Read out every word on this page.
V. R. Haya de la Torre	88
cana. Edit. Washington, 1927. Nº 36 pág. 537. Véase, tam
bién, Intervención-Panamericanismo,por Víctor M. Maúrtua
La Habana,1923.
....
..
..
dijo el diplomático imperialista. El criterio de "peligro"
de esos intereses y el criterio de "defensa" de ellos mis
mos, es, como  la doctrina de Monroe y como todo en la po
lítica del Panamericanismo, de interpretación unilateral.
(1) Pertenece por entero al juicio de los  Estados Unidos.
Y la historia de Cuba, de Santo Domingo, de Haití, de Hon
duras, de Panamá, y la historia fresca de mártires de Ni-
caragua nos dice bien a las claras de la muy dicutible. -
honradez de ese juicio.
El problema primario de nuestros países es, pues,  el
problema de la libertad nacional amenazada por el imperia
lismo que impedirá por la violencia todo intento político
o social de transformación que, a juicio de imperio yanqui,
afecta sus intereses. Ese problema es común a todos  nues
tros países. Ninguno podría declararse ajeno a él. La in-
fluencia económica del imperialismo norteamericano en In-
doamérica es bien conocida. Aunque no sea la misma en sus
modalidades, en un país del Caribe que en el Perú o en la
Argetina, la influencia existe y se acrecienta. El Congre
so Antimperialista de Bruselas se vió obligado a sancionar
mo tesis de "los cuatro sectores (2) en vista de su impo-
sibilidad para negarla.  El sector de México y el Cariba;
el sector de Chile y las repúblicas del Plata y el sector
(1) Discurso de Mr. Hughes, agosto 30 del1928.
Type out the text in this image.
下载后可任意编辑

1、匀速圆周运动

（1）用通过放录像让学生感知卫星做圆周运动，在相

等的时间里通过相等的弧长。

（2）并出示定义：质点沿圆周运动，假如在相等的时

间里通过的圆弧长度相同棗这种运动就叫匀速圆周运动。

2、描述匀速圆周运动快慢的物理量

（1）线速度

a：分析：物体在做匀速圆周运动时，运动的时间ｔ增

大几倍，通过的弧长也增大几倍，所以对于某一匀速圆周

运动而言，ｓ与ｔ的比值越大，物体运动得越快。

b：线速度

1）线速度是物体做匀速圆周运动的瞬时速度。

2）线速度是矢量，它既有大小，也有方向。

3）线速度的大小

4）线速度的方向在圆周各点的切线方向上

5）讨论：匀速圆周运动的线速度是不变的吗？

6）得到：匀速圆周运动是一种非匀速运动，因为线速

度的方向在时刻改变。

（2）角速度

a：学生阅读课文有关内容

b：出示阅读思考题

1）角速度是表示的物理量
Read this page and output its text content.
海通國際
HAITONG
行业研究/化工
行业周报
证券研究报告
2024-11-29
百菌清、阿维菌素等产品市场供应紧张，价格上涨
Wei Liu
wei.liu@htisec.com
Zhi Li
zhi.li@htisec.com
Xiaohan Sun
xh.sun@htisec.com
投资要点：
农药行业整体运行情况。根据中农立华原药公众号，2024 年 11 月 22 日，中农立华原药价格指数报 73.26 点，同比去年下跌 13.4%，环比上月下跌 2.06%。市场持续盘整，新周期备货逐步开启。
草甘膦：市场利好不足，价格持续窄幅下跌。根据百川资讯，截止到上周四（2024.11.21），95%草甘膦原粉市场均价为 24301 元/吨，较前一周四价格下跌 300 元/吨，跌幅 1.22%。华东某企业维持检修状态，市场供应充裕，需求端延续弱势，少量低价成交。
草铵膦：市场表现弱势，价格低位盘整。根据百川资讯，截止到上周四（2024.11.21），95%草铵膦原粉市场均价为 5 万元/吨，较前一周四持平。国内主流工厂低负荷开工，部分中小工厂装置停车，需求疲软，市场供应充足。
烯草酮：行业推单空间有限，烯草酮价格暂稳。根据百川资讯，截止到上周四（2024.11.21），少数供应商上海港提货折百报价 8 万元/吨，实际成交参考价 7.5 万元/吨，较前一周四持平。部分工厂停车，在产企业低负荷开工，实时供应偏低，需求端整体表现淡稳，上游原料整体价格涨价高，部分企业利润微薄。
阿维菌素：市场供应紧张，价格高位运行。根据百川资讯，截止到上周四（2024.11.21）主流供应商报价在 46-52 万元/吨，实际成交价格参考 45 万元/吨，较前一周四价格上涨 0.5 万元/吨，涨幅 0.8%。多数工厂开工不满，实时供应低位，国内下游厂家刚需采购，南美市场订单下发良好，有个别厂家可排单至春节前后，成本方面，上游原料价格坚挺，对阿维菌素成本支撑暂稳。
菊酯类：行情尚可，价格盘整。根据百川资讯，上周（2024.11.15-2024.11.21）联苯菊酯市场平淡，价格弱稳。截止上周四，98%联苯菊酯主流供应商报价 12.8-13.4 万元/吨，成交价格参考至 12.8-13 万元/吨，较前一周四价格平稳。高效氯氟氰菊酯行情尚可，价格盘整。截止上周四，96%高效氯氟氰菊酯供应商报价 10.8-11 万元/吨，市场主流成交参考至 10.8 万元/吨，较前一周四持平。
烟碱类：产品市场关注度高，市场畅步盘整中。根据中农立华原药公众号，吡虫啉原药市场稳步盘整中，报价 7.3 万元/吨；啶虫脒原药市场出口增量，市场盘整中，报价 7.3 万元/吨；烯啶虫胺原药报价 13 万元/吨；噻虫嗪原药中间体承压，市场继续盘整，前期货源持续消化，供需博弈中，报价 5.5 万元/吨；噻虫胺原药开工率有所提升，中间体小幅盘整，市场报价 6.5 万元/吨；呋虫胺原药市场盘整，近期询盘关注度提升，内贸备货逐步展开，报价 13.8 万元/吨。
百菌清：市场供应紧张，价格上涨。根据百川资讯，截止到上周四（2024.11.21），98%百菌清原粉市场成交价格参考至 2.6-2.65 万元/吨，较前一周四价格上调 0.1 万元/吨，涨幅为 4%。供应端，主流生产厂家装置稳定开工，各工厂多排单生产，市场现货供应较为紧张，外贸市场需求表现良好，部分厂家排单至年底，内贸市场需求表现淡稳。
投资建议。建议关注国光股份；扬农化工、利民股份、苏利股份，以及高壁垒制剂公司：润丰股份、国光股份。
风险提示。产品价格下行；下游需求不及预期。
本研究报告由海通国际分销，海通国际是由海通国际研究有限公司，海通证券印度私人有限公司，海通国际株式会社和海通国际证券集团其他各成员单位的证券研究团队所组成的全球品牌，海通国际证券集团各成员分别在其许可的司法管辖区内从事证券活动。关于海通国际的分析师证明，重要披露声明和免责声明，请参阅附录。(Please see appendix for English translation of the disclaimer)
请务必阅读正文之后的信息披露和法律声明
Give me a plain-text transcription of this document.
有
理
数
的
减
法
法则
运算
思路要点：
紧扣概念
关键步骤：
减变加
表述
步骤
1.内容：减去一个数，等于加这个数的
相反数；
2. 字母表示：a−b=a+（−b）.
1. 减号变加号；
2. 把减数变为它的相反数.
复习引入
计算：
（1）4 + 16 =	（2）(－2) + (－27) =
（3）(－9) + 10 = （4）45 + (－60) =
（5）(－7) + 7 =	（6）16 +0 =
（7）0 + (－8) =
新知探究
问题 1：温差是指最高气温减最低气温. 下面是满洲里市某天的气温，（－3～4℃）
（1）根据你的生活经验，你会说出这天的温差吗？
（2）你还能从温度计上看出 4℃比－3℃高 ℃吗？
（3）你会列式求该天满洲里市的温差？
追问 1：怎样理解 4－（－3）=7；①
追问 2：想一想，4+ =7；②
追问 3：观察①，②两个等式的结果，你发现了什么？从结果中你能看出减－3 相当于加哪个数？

◇ ◇ ◇ ◇ ◇

_EXERCISE INSTRUCTIONS_:
Say, as a number only, how many lines of the data contain "htisec".

_RESPONSE_:
3